**TAREAS A REALIZAR**
[A] En el texto sobre religiosidad y ateísmo, ¿qué sociólogo se cita por sus estudios sobre la relación entre el progreso de una sociedad y su tendencia a la irreligiosidad?
[B] Transcribe del texto sobre religiosidad y ateísmo el pasaje que comienza en "Diversos estudios, como" y acaba en "la religiosidad disminuye.".

**FRAGMENTO DEL TEXTO**
--

Diversos estudios, como los del sociólogo Phil Zuckerman, establecen
una relación entre el progreso de una sociedad y su tendencia a la
irreligiosidad o el ateísmo. Es decir, en aquellas comunidades donde
existe una aceptable distribución de alimentos, una sanidad pública
aceptable y un acceso a una vivienda digna la religiosidad disminuye.
Por el contrario, donde se dan las carencias más elementales, como en
países africanos, del Sudeste Asiático o de Sudamérica, no hay apenas
ateos y las personas se refugian en la religión. Recordemos el texto de
Marx, que alude a la religión como "el alivio de los afligidos"; con
algunas excepciones, la evidencia nos dice que, efectivamente, hay una
correlación elevada entre altos niveles de inseguridad, individual o
colectiva, y una alta tasa de descreimiento. Por supuesto, nos
adelantamos a las críticas y recordamos los regímenes totalitarios en
los que se han prohibido las creencias religiosas, y caracterizados
también por el fracaso económico y la falta de libertades. En estos
sistemas, por supuesto, hay que poner en cuestión las estadísticas de
ateos, marcadas por unas intolerables prohibición y represión. Por el
contrario, existe también teocracias en los que, obviamente, las
personas no son tampoco libres para pensar lo que deseen. Cuando
hablamos de ateísmo y creencia religiosa, realizamos el análisis de por
qué la gente adopta una u otra postura en un contexto con unas dosis
aceptables de libertad de conciencia.

--

Entradas de un conjunto de datos:
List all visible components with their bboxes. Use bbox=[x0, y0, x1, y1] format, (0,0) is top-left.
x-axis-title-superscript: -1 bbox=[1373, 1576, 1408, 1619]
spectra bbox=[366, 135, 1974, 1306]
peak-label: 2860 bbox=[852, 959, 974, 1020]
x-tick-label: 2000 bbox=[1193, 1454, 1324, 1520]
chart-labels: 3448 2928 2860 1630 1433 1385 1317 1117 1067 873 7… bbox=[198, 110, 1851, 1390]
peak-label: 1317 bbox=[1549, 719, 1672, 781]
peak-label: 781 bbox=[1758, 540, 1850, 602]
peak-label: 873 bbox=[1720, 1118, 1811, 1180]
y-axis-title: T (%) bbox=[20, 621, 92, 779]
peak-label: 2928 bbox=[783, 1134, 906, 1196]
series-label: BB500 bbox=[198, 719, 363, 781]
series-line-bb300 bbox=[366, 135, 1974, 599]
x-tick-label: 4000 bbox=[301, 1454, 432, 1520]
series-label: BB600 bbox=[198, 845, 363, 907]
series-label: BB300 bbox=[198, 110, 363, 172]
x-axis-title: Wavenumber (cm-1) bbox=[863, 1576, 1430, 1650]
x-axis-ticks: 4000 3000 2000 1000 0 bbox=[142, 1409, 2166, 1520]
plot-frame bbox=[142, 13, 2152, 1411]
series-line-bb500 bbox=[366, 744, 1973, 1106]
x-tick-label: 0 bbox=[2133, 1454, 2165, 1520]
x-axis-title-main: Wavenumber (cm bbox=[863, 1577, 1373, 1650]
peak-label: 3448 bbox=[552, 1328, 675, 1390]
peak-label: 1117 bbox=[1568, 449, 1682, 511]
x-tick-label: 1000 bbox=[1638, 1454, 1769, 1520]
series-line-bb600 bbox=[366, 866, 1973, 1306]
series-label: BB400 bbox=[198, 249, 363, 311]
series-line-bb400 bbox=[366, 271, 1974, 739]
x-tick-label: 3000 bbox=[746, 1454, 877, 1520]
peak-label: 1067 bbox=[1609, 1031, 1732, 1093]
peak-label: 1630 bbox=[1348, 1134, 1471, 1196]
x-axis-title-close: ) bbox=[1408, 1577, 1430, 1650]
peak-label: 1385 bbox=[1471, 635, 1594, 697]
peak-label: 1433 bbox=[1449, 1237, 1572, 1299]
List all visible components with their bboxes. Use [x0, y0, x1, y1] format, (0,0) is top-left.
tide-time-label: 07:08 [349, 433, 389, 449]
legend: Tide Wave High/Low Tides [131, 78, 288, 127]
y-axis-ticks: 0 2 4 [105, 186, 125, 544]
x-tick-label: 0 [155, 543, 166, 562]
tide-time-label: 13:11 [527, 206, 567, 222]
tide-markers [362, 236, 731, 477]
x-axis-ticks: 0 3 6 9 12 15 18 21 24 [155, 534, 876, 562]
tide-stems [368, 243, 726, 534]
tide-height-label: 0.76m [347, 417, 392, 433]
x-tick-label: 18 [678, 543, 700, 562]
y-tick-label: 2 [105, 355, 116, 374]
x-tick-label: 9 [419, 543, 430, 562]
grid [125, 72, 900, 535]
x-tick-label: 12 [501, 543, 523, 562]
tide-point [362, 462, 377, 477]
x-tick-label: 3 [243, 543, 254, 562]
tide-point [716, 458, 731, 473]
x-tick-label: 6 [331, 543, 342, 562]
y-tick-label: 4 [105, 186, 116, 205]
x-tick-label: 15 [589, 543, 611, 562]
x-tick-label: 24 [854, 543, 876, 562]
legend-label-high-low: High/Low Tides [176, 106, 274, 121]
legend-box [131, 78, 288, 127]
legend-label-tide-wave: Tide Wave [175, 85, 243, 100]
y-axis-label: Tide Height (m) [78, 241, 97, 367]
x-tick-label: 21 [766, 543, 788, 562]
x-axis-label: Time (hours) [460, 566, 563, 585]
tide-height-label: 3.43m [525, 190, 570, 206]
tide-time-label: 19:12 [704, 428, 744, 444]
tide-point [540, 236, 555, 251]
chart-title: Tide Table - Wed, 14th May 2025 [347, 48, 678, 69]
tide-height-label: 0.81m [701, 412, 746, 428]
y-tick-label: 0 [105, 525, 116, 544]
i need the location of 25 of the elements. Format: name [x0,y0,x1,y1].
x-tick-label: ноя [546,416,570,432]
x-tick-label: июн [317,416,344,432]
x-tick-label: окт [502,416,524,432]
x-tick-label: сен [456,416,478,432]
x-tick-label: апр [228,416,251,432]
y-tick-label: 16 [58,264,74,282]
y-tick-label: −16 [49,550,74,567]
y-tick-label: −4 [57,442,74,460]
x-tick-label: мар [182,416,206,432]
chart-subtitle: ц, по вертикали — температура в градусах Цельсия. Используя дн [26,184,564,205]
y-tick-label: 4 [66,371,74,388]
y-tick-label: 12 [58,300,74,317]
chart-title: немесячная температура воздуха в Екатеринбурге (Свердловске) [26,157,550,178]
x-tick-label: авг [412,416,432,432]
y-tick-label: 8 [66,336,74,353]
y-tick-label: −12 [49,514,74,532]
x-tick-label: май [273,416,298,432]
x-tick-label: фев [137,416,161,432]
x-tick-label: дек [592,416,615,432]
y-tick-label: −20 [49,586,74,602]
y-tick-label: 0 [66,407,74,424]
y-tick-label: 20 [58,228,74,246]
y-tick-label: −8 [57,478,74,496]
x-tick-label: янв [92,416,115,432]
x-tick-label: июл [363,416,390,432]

--

**SOLUCIONES POR ORDEN**
[A] Phil Zuckerman.

[B]
Diversos estudios, como los del sociólogo Phil Zuckerman, establecen
una relación entre el progreso de una sociedad y su tendencia a la
irreligiosidad o el ateísmo. Es decir, en aquellas comunidades donde
existe una aceptable distribución de alimentos, una sanidad pública
aceptable y un acceso a una vivienda digna la religiosidad disminuye.